SUPPLIED MATERIAL
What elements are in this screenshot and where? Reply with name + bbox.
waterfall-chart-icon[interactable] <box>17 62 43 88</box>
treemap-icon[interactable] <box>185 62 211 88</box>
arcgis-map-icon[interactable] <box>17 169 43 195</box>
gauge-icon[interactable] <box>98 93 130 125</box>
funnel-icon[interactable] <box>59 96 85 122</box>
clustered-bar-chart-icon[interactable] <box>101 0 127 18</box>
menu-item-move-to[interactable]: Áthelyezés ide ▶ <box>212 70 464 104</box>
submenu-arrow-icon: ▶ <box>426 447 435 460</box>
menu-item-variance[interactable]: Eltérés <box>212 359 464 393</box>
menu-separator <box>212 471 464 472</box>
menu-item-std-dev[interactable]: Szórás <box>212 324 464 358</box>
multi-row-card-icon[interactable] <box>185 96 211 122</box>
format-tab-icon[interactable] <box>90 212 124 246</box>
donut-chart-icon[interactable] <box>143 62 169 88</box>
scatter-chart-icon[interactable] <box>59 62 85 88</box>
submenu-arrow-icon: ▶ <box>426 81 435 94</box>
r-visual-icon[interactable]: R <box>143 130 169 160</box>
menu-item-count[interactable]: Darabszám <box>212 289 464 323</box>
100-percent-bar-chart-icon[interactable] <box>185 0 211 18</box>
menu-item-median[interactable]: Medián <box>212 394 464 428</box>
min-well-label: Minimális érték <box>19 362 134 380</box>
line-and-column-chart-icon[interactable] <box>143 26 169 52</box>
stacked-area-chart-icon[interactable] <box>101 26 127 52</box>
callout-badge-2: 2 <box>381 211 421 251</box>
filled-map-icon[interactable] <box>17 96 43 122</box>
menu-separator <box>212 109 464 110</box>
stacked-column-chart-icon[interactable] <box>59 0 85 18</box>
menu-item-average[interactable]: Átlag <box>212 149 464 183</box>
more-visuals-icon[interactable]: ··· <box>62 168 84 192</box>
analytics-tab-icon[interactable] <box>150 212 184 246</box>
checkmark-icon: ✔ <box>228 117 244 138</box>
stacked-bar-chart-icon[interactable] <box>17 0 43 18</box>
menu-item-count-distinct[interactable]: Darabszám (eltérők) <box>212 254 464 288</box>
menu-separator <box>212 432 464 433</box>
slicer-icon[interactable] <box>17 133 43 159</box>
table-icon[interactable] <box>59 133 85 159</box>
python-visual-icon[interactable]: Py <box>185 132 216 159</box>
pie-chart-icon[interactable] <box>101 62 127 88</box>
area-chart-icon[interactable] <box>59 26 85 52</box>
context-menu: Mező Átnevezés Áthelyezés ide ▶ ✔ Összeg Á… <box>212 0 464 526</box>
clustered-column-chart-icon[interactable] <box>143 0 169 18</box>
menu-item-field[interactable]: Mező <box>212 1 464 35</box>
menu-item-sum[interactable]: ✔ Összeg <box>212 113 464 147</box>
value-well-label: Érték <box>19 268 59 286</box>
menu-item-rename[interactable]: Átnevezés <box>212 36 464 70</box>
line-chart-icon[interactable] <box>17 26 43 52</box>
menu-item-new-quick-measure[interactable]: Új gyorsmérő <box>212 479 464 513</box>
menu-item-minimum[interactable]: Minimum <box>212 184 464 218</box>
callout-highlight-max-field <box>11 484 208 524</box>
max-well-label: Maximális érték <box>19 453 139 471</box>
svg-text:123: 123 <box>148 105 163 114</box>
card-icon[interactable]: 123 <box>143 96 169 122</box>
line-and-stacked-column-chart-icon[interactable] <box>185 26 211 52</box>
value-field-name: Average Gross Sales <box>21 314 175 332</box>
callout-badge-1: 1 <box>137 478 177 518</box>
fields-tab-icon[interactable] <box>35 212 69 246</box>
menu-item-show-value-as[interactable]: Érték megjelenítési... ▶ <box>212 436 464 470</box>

EXERCISE
Reproduce the records above with each occurrence of "interactable" renamed to "clickable". Keep everything else unchanged.

TASK OUTPUT
What elements are in this screenshot and where? Reply with name + bbox.
waterfall-chart-icon[clickable] <box>17 62 43 88</box>
treemap-icon[clickable] <box>185 62 211 88</box>
arcgis-map-icon[clickable] <box>17 169 43 195</box>
gauge-icon[clickable] <box>98 93 130 125</box>
funnel-icon[clickable] <box>59 96 85 122</box>
clustered-bar-chart-icon[clickable] <box>101 0 127 18</box>
menu-item-move-to[clickable]: Áthelyezés ide ▶ <box>212 70 464 104</box>
submenu-arrow-icon: ▶ <box>426 447 435 460</box>
menu-item-variance[clickable]: Eltérés <box>212 359 464 393</box>
menu-separator <box>212 471 464 472</box>
menu-item-std-dev[clickable]: Szórás <box>212 324 464 358</box>
multi-row-card-icon[clickable] <box>185 96 211 122</box>
format-tab-icon[clickable] <box>90 212 124 246</box>
donut-chart-icon[clickable] <box>143 62 169 88</box>
scatter-chart-icon[clickable] <box>59 62 85 88</box>
submenu-arrow-icon: ▶ <box>426 81 435 94</box>
r-visual-icon[clickable]: R <box>143 130 169 160</box>
menu-item-count[clickable]: Darabszám <box>212 289 464 323</box>
100-percent-bar-chart-icon[clickable] <box>185 0 211 18</box>
menu-item-median[clickable]: Medián <box>212 394 464 428</box>
min-well-label: Minimális érték <box>19 362 134 380</box>
line-and-column-chart-icon[clickable] <box>143 26 169 52</box>
stacked-area-chart-icon[clickable] <box>101 26 127 52</box>
callout-badge-2: 2 <box>381 211 421 251</box>
filled-map-icon[clickable] <box>17 96 43 122</box>
menu-separator <box>212 109 464 110</box>
stacked-column-chart-icon[clickable] <box>59 0 85 18</box>
menu-item-average[clickable]: Átlag <box>212 149 464 183</box>
more-visuals-icon[clickable]: ··· <box>62 168 84 192</box>
analytics-tab-icon[clickable] <box>150 212 184 246</box>
checkmark-icon: ✔ <box>228 117 244 138</box>
stacked-bar-chart-icon[clickable] <box>17 0 43 18</box>
menu-item-count-distinct[clickable]: Darabszám (eltérők) <box>212 254 464 288</box>
menu-separator <box>212 432 464 433</box>
slicer-icon[clickable] <box>17 133 43 159</box>
table-icon[clickable] <box>59 133 85 159</box>
python-visual-icon[clickable]: Py <box>185 132 216 159</box>
pie-chart-icon[clickable] <box>101 62 127 88</box>
area-chart-icon[clickable] <box>59 26 85 52</box>
context-menu: Mező Átnevezés Áthelyezés ide ▶ ✔ Összeg Á… <box>212 0 464 526</box>
clustered-column-chart-icon[clickable] <box>143 0 169 18</box>
menu-item-field[clickable]: Mező <box>212 1 464 35</box>
menu-item-sum[clickable]: ✔ Összeg <box>212 113 464 147</box>
value-well-label: Érték <box>19 268 59 286</box>
menu-item-rename[clickable]: Átnevezés <box>212 36 464 70</box>
line-chart-icon[clickable] <box>17 26 43 52</box>
menu-item-new-quick-measure[clickable]: Új gyorsmérő <box>212 479 464 513</box>
menu-item-minimum[clickable]: Minimum <box>212 184 464 218</box>
callout-highlight-max-field <box>11 484 208 524</box>
max-well-label: Maximális érték <box>19 453 139 471</box>
svg-text:123: 123 <box>148 105 163 114</box>
card-icon[clickable]: 123 <box>143 96 169 122</box>
line-and-stacked-column-chart-icon[clickable] <box>185 26 211 52</box>
value-field-name: Average Gross Sales <box>21 314 175 332</box>
callout-badge-1: 1 <box>137 478 177 518</box>
fields-tab-icon[clickable] <box>35 212 69 246</box>
menu-item-show-value-as[clickable]: Érték megjelenítési... ▶ <box>212 436 464 470</box>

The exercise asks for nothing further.